• **The exercise**: Every entry below must be repeated exactly; skip the pictures.

• **Material for this task**:
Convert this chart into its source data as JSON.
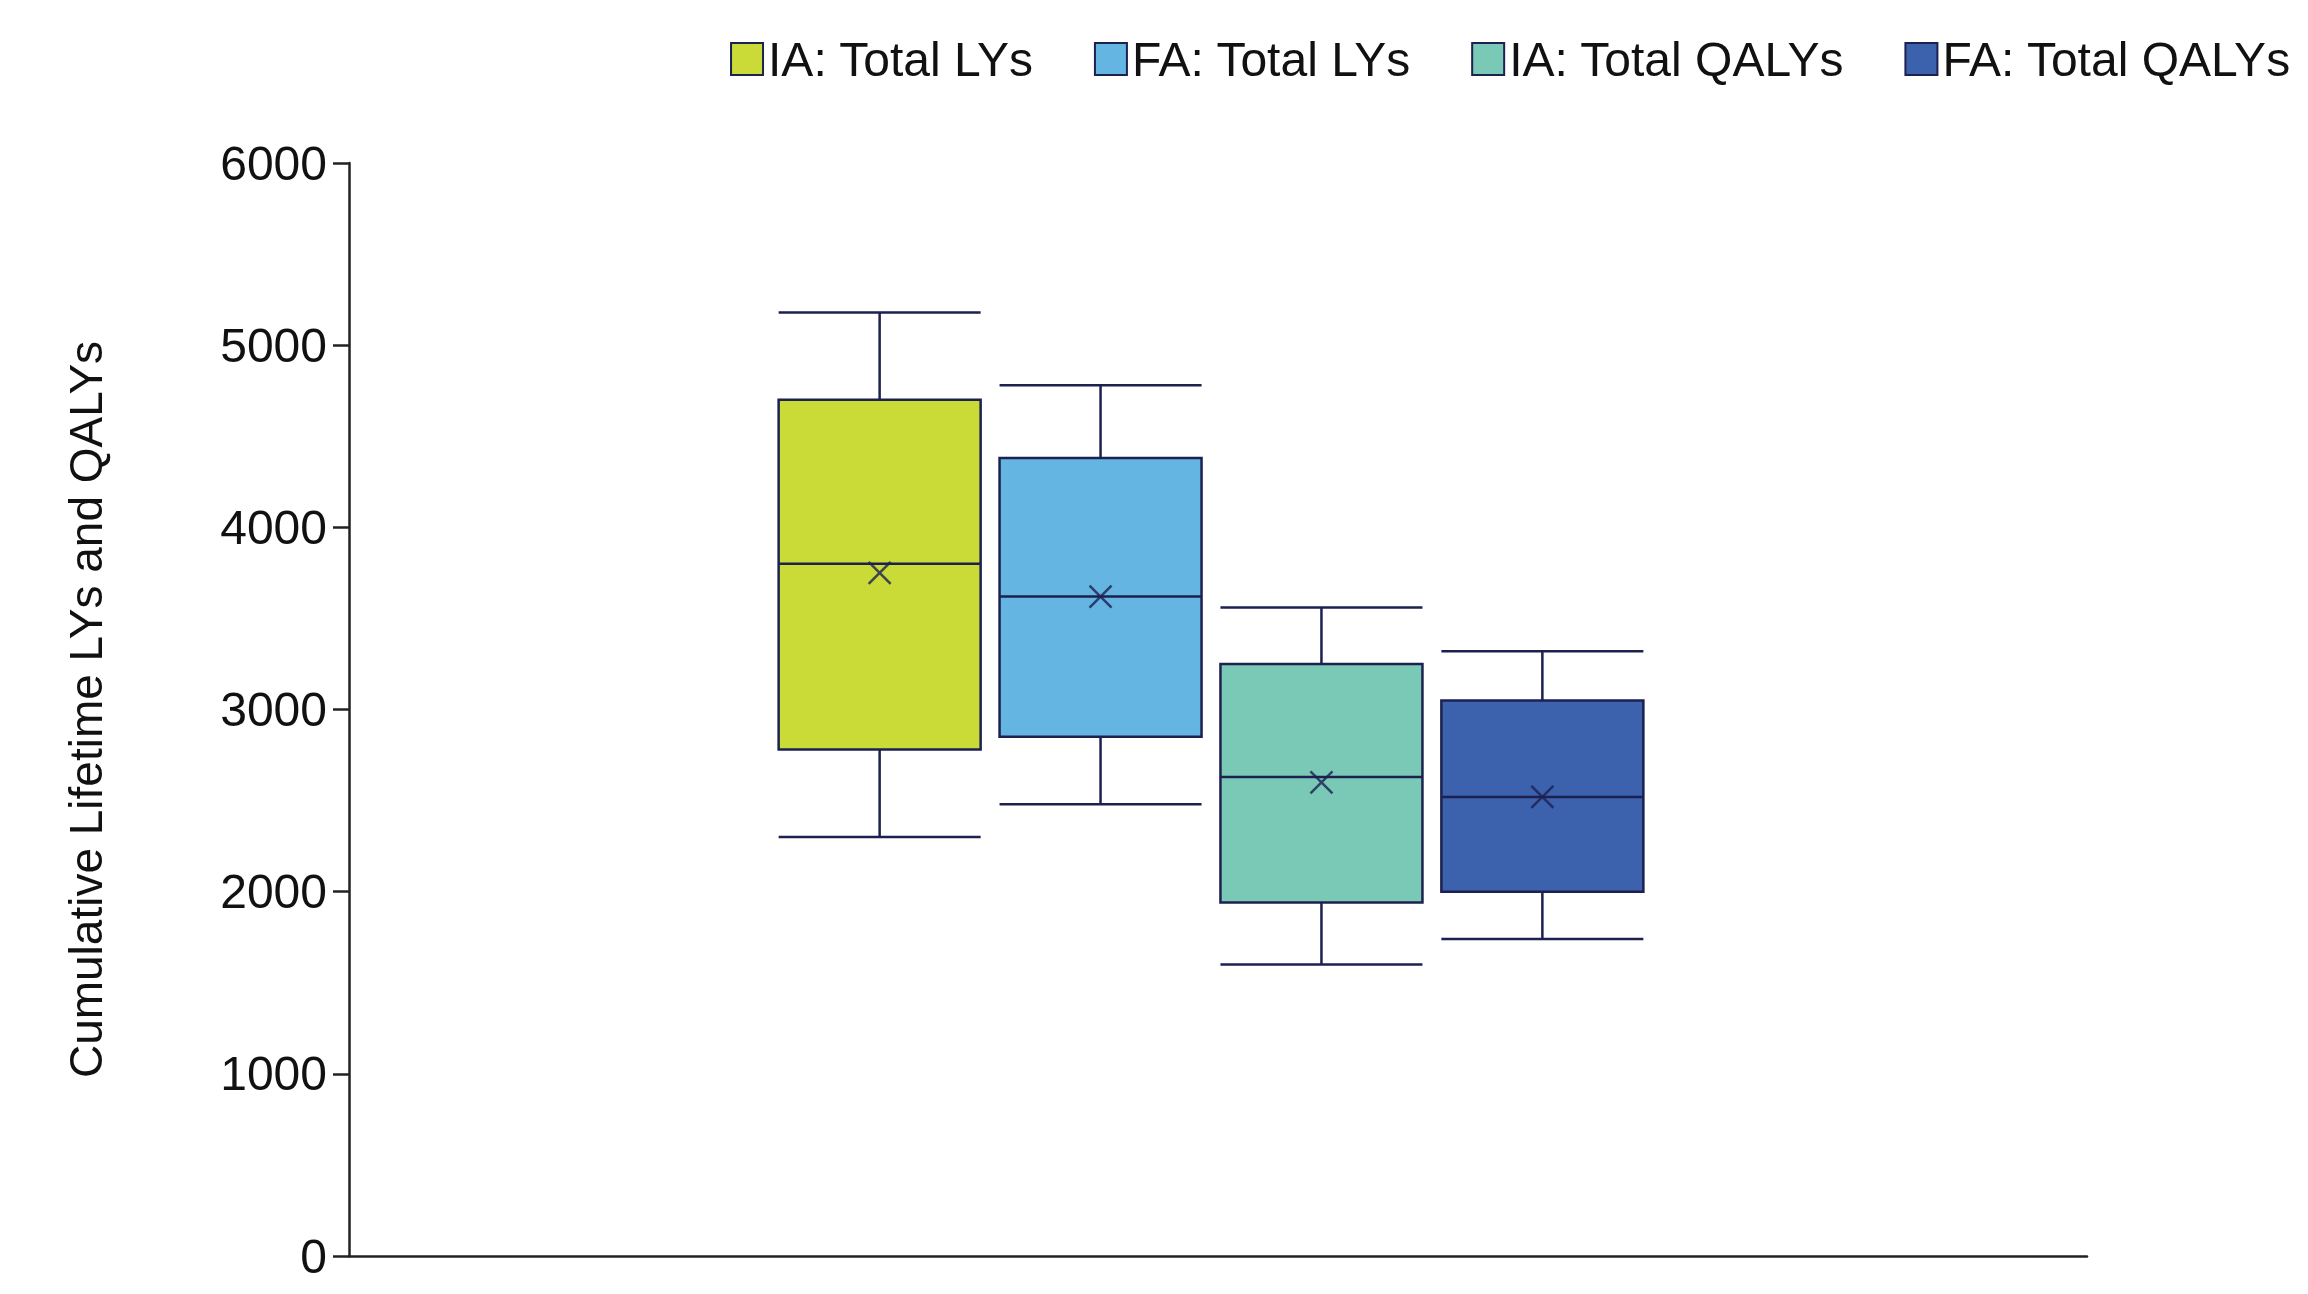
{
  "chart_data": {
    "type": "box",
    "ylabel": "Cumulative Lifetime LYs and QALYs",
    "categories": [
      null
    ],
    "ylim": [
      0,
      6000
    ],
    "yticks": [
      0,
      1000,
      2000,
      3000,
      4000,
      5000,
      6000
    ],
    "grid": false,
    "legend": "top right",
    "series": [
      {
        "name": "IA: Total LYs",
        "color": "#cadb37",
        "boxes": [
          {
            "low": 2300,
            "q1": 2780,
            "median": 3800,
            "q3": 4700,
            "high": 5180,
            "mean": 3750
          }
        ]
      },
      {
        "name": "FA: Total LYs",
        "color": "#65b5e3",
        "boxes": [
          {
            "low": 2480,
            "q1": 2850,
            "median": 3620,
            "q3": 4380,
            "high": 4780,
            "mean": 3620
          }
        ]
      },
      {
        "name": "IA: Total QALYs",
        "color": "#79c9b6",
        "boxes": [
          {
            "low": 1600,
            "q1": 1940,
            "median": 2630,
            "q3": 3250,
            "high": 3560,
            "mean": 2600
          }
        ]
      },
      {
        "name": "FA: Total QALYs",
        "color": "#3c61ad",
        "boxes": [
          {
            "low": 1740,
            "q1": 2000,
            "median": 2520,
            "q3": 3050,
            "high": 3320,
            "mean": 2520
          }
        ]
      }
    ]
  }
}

• **Result**:
Convert this chart into its source data as JSON.
{
  "chart_data": {
    "type": "box",
    "ylabel": "Cumulative Lifetime LYs and QALYs",
    "categories": [
      null
    ],
    "ylim": [
      0,
      6000
    ],
    "yticks": [
      0,
      1000,
      2000,
      3000,
      4000,
      5000,
      6000
    ],
    "grid": false,
    "legend": "top right",
    "series": [
      {
        "name": "IA: Total LYs",
        "color": "#cadb37",
        "boxes": [
          {
            "low": 2300,
            "q1": 2780,
            "median": 3800,
            "q3": 4700,
            "high": 5180,
            "mean": 3750
          }
        ]
      },
      {
        "name": "FA: Total LYs",
        "color": "#65b5e3",
        "boxes": [
          {
            "low": 2480,
            "q1": 2850,
            "median": 3620,
            "q3": 4380,
            "high": 4780,
            "mean": 3620
          }
        ]
      },
      {
        "name": "IA: Total QALYs",
        "color": "#79c9b6",
        "boxes": [
          {
            "low": 1600,
            "q1": 1940,
            "median": 2630,
            "q3": 3250,
            "high": 3560,
            "mean": 2600
          }
        ]
      },
      {
        "name": "FA: Total QALYs",
        "color": "#3c61ad",
        "boxes": [
          {
            "low": 1740,
            "q1": 2000,
            "median": 2520,
            "q3": 3050,
            "high": 3320,
            "mean": 2520
          }
        ]
      }
    ]
  }
}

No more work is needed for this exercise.